WHAT YOU HAVE TO DO:
Pull out every line in the data that has the string "yield" in it.

Dataset items
* begin *
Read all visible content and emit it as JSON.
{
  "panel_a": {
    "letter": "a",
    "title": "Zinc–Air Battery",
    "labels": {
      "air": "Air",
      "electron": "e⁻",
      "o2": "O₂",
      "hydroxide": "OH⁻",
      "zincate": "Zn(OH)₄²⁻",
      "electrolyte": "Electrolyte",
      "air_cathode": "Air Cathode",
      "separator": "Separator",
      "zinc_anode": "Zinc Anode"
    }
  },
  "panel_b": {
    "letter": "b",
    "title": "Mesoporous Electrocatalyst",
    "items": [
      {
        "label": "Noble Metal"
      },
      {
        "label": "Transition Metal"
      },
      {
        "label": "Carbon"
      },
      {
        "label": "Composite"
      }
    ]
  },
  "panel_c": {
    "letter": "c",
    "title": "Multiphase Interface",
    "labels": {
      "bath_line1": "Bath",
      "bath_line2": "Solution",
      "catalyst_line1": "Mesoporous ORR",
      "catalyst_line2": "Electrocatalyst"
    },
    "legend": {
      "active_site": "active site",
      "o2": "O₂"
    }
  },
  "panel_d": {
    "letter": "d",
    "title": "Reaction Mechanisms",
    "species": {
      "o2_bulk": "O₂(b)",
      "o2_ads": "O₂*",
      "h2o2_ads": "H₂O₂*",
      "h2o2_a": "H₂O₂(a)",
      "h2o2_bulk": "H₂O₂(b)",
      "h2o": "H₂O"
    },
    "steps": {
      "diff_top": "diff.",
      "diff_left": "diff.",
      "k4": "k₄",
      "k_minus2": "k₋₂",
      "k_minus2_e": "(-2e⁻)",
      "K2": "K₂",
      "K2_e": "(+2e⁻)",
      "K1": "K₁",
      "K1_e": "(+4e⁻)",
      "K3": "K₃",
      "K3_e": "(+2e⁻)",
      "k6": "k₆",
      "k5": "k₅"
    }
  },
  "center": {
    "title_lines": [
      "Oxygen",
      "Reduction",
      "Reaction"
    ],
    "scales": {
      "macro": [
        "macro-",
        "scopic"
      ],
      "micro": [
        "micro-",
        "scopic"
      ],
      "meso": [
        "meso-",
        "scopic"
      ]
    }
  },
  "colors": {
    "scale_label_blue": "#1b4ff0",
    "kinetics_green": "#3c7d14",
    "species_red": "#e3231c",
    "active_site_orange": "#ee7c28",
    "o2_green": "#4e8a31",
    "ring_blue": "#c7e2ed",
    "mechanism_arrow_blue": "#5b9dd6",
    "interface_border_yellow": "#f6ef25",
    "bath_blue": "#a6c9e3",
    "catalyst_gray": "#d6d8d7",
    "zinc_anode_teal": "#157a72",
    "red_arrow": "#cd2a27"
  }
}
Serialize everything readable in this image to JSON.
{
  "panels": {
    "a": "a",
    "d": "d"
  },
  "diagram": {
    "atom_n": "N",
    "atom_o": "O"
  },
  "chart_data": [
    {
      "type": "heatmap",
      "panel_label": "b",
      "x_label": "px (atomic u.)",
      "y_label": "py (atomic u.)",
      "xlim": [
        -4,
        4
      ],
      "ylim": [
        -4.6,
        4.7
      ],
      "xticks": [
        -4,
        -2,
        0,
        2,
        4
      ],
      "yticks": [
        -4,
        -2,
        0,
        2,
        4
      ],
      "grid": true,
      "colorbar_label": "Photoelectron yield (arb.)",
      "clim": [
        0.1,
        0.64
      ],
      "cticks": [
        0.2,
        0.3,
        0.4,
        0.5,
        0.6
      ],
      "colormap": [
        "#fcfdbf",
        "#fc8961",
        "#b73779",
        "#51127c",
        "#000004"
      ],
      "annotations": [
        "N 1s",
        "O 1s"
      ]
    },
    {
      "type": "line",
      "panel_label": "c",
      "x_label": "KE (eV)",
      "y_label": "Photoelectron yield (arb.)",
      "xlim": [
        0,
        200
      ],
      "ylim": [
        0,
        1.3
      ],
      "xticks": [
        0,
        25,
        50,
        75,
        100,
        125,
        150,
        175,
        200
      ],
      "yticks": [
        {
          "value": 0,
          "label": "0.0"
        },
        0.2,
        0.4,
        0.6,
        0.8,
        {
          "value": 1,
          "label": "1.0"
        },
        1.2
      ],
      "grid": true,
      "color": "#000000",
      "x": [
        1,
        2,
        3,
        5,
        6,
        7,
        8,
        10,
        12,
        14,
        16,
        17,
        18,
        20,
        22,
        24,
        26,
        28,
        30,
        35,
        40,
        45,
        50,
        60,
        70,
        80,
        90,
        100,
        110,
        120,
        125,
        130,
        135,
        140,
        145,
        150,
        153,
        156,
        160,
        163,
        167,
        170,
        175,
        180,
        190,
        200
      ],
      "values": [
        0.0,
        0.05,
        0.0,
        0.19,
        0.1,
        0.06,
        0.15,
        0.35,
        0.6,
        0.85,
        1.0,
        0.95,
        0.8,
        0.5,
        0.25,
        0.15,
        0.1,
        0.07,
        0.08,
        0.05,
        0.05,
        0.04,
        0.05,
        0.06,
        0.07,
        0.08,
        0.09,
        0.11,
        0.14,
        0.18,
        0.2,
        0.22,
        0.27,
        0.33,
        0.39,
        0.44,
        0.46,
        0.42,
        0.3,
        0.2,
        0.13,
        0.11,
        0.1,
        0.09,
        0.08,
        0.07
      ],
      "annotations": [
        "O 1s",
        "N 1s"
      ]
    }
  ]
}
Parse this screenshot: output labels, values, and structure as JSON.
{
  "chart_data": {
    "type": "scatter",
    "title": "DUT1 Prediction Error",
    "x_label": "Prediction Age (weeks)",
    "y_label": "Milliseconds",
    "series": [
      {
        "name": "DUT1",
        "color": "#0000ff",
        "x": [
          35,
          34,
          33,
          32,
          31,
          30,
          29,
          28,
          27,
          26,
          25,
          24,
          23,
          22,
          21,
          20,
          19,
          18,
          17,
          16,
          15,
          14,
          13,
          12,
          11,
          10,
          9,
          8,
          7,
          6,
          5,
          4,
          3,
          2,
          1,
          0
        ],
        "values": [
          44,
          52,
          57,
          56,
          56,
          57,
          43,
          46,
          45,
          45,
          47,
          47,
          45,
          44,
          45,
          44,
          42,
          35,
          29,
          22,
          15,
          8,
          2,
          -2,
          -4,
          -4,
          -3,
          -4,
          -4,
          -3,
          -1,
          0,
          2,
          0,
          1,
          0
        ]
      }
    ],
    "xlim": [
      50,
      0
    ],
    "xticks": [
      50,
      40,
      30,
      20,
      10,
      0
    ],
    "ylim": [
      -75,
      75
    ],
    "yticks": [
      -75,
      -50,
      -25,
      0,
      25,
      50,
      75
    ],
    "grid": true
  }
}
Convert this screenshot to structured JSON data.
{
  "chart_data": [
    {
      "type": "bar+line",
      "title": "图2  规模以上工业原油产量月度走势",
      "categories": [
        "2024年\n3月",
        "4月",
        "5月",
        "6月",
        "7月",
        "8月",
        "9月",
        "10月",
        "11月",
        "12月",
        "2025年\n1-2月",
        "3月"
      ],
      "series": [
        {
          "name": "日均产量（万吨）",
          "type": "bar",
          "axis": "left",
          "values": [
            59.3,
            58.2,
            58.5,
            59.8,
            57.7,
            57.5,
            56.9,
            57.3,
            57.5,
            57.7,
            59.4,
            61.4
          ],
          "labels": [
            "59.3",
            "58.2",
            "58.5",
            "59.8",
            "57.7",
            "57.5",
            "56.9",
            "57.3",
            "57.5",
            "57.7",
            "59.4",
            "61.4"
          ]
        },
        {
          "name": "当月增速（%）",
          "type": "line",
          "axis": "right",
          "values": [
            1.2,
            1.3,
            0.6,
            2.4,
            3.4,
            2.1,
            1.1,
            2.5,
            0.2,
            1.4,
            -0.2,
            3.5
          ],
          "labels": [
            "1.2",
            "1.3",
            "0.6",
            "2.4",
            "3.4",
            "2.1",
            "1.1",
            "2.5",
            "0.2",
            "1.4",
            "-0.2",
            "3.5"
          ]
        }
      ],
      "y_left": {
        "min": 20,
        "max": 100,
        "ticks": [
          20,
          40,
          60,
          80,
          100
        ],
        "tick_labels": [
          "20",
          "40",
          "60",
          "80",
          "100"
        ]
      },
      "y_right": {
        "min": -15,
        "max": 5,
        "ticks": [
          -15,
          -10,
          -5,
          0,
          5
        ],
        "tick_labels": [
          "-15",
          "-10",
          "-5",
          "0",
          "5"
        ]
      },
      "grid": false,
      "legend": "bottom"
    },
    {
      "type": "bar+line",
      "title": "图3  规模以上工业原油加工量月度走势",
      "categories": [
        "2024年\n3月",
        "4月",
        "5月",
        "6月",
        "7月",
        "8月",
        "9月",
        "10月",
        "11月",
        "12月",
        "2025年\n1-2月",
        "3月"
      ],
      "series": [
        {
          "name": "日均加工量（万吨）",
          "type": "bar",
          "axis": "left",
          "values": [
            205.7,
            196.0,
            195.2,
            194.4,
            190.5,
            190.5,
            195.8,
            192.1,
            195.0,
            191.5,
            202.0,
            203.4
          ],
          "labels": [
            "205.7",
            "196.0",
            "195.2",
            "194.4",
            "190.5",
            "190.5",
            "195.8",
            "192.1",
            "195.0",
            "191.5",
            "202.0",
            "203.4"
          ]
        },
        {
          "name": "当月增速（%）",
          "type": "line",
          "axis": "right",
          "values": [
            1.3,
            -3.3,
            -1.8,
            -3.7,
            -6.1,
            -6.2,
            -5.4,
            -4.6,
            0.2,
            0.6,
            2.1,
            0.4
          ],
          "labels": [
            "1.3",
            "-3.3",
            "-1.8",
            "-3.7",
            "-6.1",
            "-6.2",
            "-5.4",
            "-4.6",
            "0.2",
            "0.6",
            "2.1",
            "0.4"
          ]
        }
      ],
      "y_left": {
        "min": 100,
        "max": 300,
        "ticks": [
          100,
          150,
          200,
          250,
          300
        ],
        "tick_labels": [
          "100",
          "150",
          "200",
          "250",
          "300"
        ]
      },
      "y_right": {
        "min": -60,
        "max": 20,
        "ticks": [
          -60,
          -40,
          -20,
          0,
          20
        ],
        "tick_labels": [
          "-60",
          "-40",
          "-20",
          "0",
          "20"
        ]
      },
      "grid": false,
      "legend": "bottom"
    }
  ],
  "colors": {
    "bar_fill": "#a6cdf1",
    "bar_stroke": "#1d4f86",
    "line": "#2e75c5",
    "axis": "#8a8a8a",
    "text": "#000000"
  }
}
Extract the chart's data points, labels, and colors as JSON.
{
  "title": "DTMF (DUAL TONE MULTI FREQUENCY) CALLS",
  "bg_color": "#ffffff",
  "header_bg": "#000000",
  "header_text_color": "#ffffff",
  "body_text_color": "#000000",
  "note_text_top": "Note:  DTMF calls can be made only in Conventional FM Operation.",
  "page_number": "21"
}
* end *
ANSWER FOR THE TASK:
      "colorbar_label": "Photoelectron yield (arb.)",
      "y_label": "Photoelectron yield (arb.)",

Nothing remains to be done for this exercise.